Problem statement :: Could you repeat the records below exactly, leaving out any pictures?

[Dataset records]
++++

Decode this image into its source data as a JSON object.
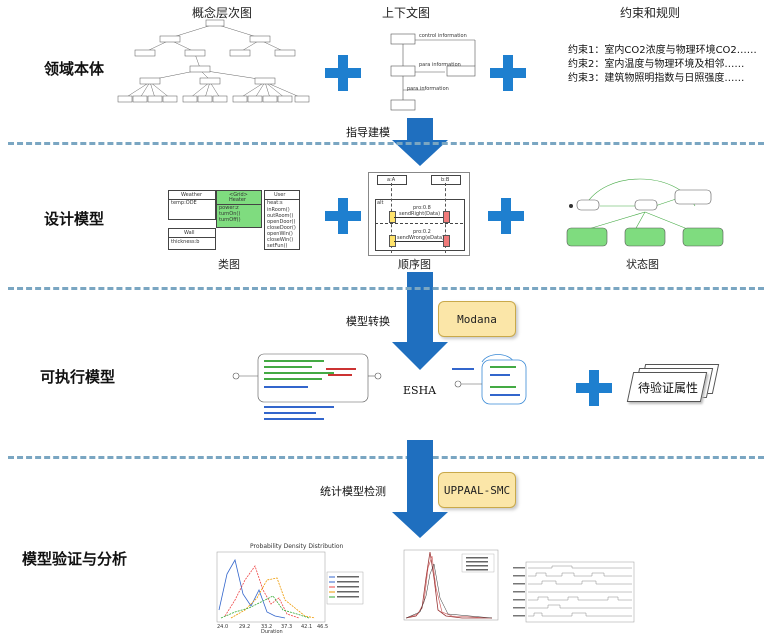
{
  "headers": {
    "concept": "概念层次图",
    "context": "上下文图",
    "constraints": "约束和规则"
  },
  "rows": {
    "domain": "领域本体",
    "design": "设计模型",
    "executable": "可执行模型",
    "verify": "模型验证与分析"
  },
  "arrows": {
    "guide": "指导建模",
    "transform": "模型转换",
    "smc": "统计模型检测"
  },
  "tools": {
    "modana": "Modana",
    "uppaal": "UPPAAL-SMC"
  },
  "constraints": [
    "约束1：室内CO2浓度与物理环境CO2……",
    "约束2：室内温度与物理环境及相邻……",
    "约束3：建筑物照明指数与日照强度……"
  ],
  "context_diagram": {
    "top_label": "control information",
    "mid_label": "para information",
    "bottom_label": "para information"
  },
  "design_captions": {
    "class": "类图",
    "sequence": "顺序图",
    "state": "状态图"
  },
  "class_diagram": {
    "weather": {
      "name": "Weather",
      "attr": "temp:ODE"
    },
    "heater": {
      "stereo": "<Grid>",
      "name": "Heater",
      "attr": "power:z",
      "ops": [
        "turnOn()",
        "turnOff()"
      ]
    },
    "user": {
      "name": "User",
      "attr": "heat:s",
      "ops": [
        "inRoom()",
        "outRoom()",
        "openDoor()",
        "closeDoor()",
        "openWin()",
        "closeWin()",
        "setFun()"
      ]
    },
    "wall": {
      "name": "Wall",
      "attr": "thickness:b"
    }
  },
  "sequence_diagram": {
    "a": "a:A",
    "b": "b:B",
    "alt": "alt",
    "msg1_prob": "pro:0.8",
    "msg1": "sendRight(Data)",
    "msg2_prob": "pro:0.2",
    "msg2": "sendWrong(eData)"
  },
  "executable": {
    "esha": "ESHA",
    "properties": "待验证属性"
  },
  "colors": {
    "accent": "#1e7fcf",
    "arrow": "#1f6fbf",
    "dash": "#7aa6c2",
    "tag_bg": "#fbe6a8",
    "green": "#7fdc7f"
  },
  "pdf_chart": {
    "title": "Probability Density Distribution",
    "xlabel": "Duration",
    "xticks": [
      "24.0",
      "29.2",
      "33.2",
      "37.3",
      "42.1",
      "46.5"
    ]
  }
}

++++

Response ::
Decode this image into its source data as a JSON object.
{
  "headers": {
    "concept": "概念层次图",
    "context": "上下文图",
    "constraints": "约束和规则"
  },
  "rows": {
    "domain": "领域本体",
    "design": "设计模型",
    "executable": "可执行模型",
    "verify": "模型验证与分析"
  },
  "arrows": {
    "guide": "指导建模",
    "transform": "模型转换",
    "smc": "统计模型检测"
  },
  "tools": {
    "modana": "Modana",
    "uppaal": "UPPAAL-SMC"
  },
  "constraints": [
    "约束1：室内CO2浓度与物理环境CO2……",
    "约束2：室内温度与物理环境及相邻……",
    "约束3：建筑物照明指数与日照强度……"
  ],
  "context_diagram": {
    "top_label": "control information",
    "mid_label": "para information",
    "bottom_label": "para information"
  },
  "design_captions": {
    "class": "类图",
    "sequence": "顺序图",
    "state": "状态图"
  },
  "class_diagram": {
    "weather": {
      "name": "Weather",
      "attr": "temp:ODE"
    },
    "heater": {
      "stereo": "<Grid>",
      "name": "Heater",
      "attr": "power:z",
      "ops": [
        "turnOn()",
        "turnOff()"
      ]
    },
    "user": {
      "name": "User",
      "attr": "heat:s",
      "ops": [
        "inRoom()",
        "outRoom()",
        "openDoor()",
        "closeDoor()",
        "openWin()",
        "closeWin()",
        "setFun()"
      ]
    },
    "wall": {
      "name": "Wall",
      "attr": "thickness:b"
    }
  },
  "sequence_diagram": {
    "a": "a:A",
    "b": "b:B",
    "alt": "alt",
    "msg1_prob": "pro:0.8",
    "msg1": "sendRight(Data)",
    "msg2_prob": "pro:0.2",
    "msg2": "sendWrong(eData)"
  },
  "executable": {
    "esha": "ESHA",
    "properties": "待验证属性"
  },
  "colors": {
    "accent": "#1e7fcf",
    "arrow": "#1f6fbf",
    "dash": "#7aa6c2",
    "tag_bg": "#fbe6a8",
    "green": "#7fdc7f"
  },
  "pdf_chart": {
    "title": "Probability Density Distribution",
    "xlabel": "Duration",
    "xticks": [
      "24.0",
      "29.2",
      "33.2",
      "37.3",
      "42.1",
      "46.5"
    ]
  }
}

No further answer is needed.